Each record is to be transcribed exactly.

## Supplied entries:
------------------------------------------------------------------------
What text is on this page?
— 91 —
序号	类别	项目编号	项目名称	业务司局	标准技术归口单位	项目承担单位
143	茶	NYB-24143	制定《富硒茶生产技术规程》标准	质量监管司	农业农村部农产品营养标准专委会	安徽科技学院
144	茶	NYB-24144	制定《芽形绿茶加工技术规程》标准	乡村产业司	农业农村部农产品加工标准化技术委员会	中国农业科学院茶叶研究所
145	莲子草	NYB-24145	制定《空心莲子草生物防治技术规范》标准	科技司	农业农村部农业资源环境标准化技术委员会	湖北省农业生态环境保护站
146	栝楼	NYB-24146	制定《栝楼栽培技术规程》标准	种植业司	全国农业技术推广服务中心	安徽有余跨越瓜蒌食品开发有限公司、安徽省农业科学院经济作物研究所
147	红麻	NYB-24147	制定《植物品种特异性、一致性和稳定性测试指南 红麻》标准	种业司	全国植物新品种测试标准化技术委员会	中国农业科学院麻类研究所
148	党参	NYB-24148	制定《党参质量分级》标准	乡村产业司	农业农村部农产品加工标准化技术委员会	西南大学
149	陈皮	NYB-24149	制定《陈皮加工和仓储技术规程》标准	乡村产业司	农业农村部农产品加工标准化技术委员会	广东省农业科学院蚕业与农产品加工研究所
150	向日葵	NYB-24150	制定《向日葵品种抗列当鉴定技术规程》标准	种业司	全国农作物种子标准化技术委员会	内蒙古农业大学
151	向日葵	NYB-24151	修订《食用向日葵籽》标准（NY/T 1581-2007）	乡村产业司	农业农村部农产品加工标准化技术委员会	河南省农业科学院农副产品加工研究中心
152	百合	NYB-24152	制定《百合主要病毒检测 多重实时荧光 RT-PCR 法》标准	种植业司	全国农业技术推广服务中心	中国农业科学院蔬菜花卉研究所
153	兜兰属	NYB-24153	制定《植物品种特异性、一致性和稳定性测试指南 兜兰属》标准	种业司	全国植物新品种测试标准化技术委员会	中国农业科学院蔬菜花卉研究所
------------------------------------------------------------------------
## Written response:
What text is on this page?
— 91 —
序号	类别	项目编号	项目名称	业务司局	标准技术归口单位	项目承担单位
143	茶	NYB-24143	制定《富硒茶生产技术规程》标准	质量监管司	农业农村部农产品营养标准专委会	安徽科技学院
144	茶	NYB-24144	制定《芽形绿茶加工技术规程》标准	乡村产业司	农业农村部农产品加工标准化技术委员会	中国农业科学院茶叶研究所
145	莲子草	NYB-24145	制定《空心莲子草生物防治技术规范》标准	科技司	农业农村部农业资源环境标准化技术委员会	湖北省农业生态环境保护站
146	栝楼	NYB-24146	制定《栝楼栽培技术规程》标准	种植业司	全国农业技术推广服务中心	安徽有余跨越瓜蒌食品开发有限公司、安徽省农业科学院经济作物研究所
147	红麻	NYB-24147	制定《植物品种特异性、一致性和稳定性测试指南 红麻》标准	种业司	全国植物新品种测试标准化技术委员会	中国农业科学院麻类研究所
148	党参	NYB-24148	制定《党参质量分级》标准	乡村产业司	农业农村部农产品加工标准化技术委员会	西南大学
149	陈皮	NYB-24149	制定《陈皮加工和仓储技术规程》标准	乡村产业司	农业农村部农产品加工标准化技术委员会	广东省农业科学院蚕业与农产品加工研究所
150	向日葵	NYB-24150	制定《向日葵品种抗列当鉴定技术规程》标准	种业司	全国农作物种子标准化技术委员会	内蒙古农业大学
151	向日葵	NYB-24151	修订《食用向日葵籽》标准（NY/T 1581-2007）	乡村产业司	农业农村部农产品加工标准化技术委员会	河南省农业科学院农副产品加工研究中心
152	百合	NYB-24152	制定《百合主要病毒检测 多重实时荧光 RT-PCR 法》标准	种植业司	全国农业技术推广服务中心	中国农业科学院蔬菜花卉研究所
153	兜兰属	NYB-24153	制定《植物品种特异性、一致性和稳定性测试指南 兜兰属》标准	种业司	全国植物新品种测试标准化技术委员会	中国农业科学院蔬菜花卉研究所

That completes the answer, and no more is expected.